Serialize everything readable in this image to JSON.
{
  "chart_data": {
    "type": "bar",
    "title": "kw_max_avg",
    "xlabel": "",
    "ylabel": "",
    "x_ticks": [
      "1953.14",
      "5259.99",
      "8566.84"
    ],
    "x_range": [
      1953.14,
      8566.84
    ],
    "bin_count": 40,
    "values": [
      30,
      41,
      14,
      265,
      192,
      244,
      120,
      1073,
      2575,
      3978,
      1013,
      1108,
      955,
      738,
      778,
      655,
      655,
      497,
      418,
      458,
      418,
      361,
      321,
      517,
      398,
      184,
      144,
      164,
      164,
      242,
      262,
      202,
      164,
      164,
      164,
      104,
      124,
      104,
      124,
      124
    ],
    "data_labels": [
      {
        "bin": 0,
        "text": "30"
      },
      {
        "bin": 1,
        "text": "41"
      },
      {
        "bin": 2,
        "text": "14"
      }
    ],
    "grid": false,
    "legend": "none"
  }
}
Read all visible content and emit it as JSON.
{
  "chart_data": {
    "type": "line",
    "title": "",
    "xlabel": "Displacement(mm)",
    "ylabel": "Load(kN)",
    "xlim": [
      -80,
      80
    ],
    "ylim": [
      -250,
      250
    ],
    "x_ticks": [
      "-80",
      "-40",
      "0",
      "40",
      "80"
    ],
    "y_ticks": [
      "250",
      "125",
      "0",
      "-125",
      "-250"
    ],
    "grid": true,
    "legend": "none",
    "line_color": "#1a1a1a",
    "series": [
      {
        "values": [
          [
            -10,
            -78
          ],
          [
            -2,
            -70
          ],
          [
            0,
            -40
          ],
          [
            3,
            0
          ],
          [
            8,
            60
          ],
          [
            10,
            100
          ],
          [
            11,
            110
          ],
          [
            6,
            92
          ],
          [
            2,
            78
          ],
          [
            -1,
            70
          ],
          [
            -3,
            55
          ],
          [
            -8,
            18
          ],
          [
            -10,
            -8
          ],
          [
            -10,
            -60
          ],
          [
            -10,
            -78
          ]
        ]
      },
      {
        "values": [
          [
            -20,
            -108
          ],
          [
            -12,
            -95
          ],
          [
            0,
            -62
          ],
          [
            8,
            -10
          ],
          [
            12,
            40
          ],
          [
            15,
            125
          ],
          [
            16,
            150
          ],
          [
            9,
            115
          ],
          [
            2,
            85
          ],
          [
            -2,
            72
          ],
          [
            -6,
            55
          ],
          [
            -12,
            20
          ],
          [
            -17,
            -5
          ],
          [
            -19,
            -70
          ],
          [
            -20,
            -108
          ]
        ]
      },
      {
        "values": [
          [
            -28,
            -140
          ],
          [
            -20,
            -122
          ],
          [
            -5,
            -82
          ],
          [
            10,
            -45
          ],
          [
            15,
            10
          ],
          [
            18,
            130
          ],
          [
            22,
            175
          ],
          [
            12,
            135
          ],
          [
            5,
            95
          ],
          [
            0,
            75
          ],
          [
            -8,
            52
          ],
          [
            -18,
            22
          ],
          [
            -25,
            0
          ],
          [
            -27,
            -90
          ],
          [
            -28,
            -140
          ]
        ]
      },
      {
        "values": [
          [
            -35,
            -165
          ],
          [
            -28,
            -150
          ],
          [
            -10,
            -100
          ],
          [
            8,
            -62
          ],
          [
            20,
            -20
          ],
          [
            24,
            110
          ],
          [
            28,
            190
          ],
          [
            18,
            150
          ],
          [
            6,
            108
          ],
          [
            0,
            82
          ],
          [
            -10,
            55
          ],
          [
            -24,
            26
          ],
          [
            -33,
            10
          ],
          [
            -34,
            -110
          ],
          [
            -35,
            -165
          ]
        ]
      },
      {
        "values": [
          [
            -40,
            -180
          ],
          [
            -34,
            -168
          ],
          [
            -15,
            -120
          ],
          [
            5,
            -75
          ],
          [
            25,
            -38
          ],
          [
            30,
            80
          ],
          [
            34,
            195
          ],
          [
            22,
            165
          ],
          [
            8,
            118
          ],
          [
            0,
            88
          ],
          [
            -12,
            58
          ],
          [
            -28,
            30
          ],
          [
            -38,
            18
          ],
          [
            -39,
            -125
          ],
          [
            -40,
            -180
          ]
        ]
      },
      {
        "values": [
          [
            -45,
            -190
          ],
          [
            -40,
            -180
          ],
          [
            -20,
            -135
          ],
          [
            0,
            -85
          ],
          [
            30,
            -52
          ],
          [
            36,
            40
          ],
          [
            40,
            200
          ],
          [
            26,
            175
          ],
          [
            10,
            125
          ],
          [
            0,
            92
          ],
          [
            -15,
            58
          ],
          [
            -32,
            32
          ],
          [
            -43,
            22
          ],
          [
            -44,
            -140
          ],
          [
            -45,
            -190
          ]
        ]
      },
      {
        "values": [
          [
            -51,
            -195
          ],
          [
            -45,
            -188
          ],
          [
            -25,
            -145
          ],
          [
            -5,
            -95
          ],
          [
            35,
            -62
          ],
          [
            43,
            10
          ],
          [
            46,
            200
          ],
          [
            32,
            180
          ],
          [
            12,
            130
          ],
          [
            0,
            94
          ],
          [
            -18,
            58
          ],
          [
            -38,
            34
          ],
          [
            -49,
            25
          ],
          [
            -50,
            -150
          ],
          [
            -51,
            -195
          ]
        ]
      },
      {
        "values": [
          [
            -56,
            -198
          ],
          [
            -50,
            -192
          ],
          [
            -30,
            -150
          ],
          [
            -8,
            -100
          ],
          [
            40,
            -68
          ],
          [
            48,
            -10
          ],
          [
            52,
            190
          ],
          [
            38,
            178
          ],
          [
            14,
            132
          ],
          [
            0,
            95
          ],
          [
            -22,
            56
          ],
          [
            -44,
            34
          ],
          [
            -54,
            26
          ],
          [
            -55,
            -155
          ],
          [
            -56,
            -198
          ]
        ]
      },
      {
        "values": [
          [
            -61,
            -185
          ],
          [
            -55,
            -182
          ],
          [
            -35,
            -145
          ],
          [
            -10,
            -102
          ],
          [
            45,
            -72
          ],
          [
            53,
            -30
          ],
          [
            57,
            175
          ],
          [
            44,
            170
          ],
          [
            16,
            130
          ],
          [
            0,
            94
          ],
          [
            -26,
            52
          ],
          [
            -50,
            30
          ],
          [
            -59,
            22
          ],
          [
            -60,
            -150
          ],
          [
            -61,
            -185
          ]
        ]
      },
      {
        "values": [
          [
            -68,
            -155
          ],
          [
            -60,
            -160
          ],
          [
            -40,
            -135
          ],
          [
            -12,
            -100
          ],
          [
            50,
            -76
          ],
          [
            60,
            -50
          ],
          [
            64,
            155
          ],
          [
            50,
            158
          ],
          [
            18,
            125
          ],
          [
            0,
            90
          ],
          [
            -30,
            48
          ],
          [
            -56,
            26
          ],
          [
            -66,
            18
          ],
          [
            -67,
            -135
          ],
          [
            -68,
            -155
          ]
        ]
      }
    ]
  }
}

Problem to solve: Write out the entire listing exactly.

Response for this exercise:
Serialize everything readable in this image to JSON.
{
  "chart_data": {
    "type": "bar",
    "title": "kw_max_avg",
    "xlabel": "",
    "ylabel": "",
    "x_ticks": [
      "1953.14",
      "5259.99",
      "8566.84"
    ],
    "x_range": [
      1953.14,
      8566.84
    ],
    "bin_count": 40,
    "values": [
      30,
      41,
      14,
      265,
      192,
      244,
      120,
      1073,
      2575,
      3978,
      1013,
      1108,
      955,
      738,
      778,
      655,
      655,
      497,
      418,
      458,
      418,
      361,
      321,
      517,
      398,
      184,
      144,
      164,
      164,
      242,
      262,
      202,
      164,
      164,
      164,
      104,
      124,
      104,
      124,
      124
    ],
    "data_labels": [
      {
        "bin": 0,
        "text": "30"
      },
      {
        "bin": 1,
        "text": "41"
      },
      {
        "bin": 2,
        "text": "14"
      }
    ],
    "grid": false,
    "legend": "none"
  }
}
Read all visible content and emit it as JSON.
{
  "chart_data": {
    "type": "line",
    "title": "",
    "xlabel": "Displacement(mm)",
    "ylabel": "Load(kN)",
    "xlim": [
      -80,
      80
    ],
    "ylim": [
      -250,
      250
    ],
    "x_ticks": [
      "-80",
      "-40",
      "0",
      "40",
      "80"
    ],
    "y_ticks": [
      "250",
      "125",
      "0",
      "-125",
      "-250"
    ],
    "grid": true,
    "legend": "none",
    "line_color": "#1a1a1a",
    "series": [
      {
        "values": [
          [
            -10,
            -78
          ],
          [
            -2,
            -70
          ],
          [
            0,
            -40
          ],
          [
            3,
            0
          ],
          [
            8,
            60
          ],
          [
            10,
            100
          ],
          [
            11,
            110
          ],
          [
            6,
            92
          ],
          [
            2,
            78
          ],
          [
            -1,
            70
          ],
          [
            -3,
            55
          ],
          [
            -8,
            18
          ],
          [
            -10,
            -8
          ],
          [
            -10,
            -60
          ],
          [
            -10,
            -78
          ]
        ]
      },
      {
        "values": [
          [
            -20,
            -108
          ],
          [
            -12,
            -95
          ],
          [
            0,
            -62
          ],
          [
            8,
            -10
          ],
          [
            12,
            40
          ],
          [
            15,
            125
          ],
          [
            16,
            150
          ],
          [
            9,
            115
          ],
          [
            2,
            85
          ],
          [
            -2,
            72
          ],
          [
            -6,
            55
          ],
          [
            -12,
            20
          ],
          [
            -17,
            -5
          ],
          [
            -19,
            -70
          ],
          [
            -20,
            -108
          ]
        ]
      },
      {
        "values": [
          [
            -28,
            -140
          ],
          [
            -20,
            -122
          ],
          [
            -5,
            -82
          ],
          [
            10,
            -45
          ],
          [
            15,
            10
          ],
          [
            18,
            130
          ],
          [
            22,
            175
          ],
          [
            12,
            135
          ],
          [
            5,
            95
          ],
          [
            0,
            75
          ],
          [
            -8,
            52
          ],
          [
            -18,
            22
          ],
          [
            -25,
            0
          ],
          [
            -27,
            -90
          ],
          [
            -28,
            -140
          ]
        ]
      },
      {
        "values": [
          [
            -35,
            -165
          ],
          [
            -28,
            -150
          ],
          [
            -10,
            -100
          ],
          [
            8,
            -62
          ],
          [
            20,
            -20
          ],
          [
            24,
            110
          ],
          [
            28,
            190
          ],
          [
            18,
            150
          ],
          [
            6,
            108
          ],
          [
            0,
            82
          ],
          [
            -10,
            55
          ],
          [
            -24,
            26
          ],
          [
            -33,
            10
          ],
          [
            -34,
            -110
          ],
          [
            -35,
            -165
          ]
        ]
      },
      {
        "values": [
          [
            -40,
            -180
          ],
          [
            -34,
            -168
          ],
          [
            -15,
            -120
          ],
          [
            5,
            -75
          ],
          [
            25,
            -38
          ],
          [
            30,
            80
          ],
          [
            34,
            195
          ],
          [
            22,
            165
          ],
          [
            8,
            118
          ],
          [
            0,
            88
          ],
          [
            -12,
            58
          ],
          [
            -28,
            30
          ],
          [
            -38,
            18
          ],
          [
            -39,
            -125
          ],
          [
            -40,
            -180
          ]
        ]
      },
      {
        "values": [
          [
            -45,
            -190
          ],
          [
            -40,
            -180
          ],
          [
            -20,
            -135
          ],
          [
            0,
            -85
          ],
          [
            30,
            -52
          ],
          [
            36,
            40
          ],
          [
            40,
            200
          ],
          [
            26,
            175
          ],
          [
            10,
            125
          ],
          [
            0,
            92
          ],
          [
            -15,
            58
          ],
          [
            -32,
            32
          ],
          [
            -43,
            22
          ],
          [
            -44,
            -140
          ],
          [
            -45,
            -190
          ]
        ]
      },
      {
        "values": [
          [
            -51,
            -195
          ],
          [
            -45,
            -188
          ],
          [
            -25,
            -145
          ],
          [
            -5,
            -95
          ],
          [
            35,
            -62
          ],
          [
            43,
            10
          ],
          [
            46,
            200
          ],
          [
            32,
            180
          ],
          [
            12,
            130
          ],
          [
            0,
            94
          ],
          [
            -18,
            58
          ],
          [
            -38,
            34
          ],
          [
            -49,
            25
          ],
          [
            -50,
            -150
          ],
          [
            -51,
            -195
          ]
        ]
      },
      {
        "values": [
          [
            -56,
            -198
          ],
          [
            -50,
            -192
          ],
          [
            -30,
            -150
          ],
          [
            -8,
            -100
          ],
          [
            40,
            -68
          ],
          [
            48,
            -10
          ],
          [
            52,
            190
          ],
          [
            38,
            178
          ],
          [
            14,
            132
          ],
          [
            0,
            95
          ],
          [
            -22,
            56
          ],
          [
            -44,
            34
          ],
          [
            -54,
            26
          ],
          [
            -55,
            -155
          ],
          [
            -56,
            -198
          ]
        ]
      },
      {
        "values": [
          [
            -61,
            -185
          ],
          [
            -55,
            -182
          ],
          [
            -35,
            -145
          ],
          [
            -10,
            -102
          ],
          [
            45,
            -72
          ],
          [
            53,
            -30
          ],
          [
            57,
            175
          ],
          [
            44,
            170
          ],
          [
            16,
            130
          ],
          [
            0,
            94
          ],
          [
            -26,
            52
          ],
          [
            -50,
            30
          ],
          [
            -59,
            22
          ],
          [
            -60,
            -150
          ],
          [
            -61,
            -185
          ]
        ]
      },
      {
        "values": [
          [
            -68,
            -155
          ],
          [
            -60,
            -160
          ],
          [
            -40,
            -135
          ],
          [
            -12,
            -100
          ],
          [
            50,
            -76
          ],
          [
            60,
            -50
          ],
          [
            64,
            155
          ],
          [
            50,
            158
          ],
          [
            18,
            125
          ],
          [
            0,
            90
          ],
          [
            -30,
            48
          ],
          [
            -56,
            26
          ],
          [
            -66,
            18
          ],
          [
            -67,
            -135
          ],
          [
            -68,
            -155
          ]
        ]
      }
    ]
  }
}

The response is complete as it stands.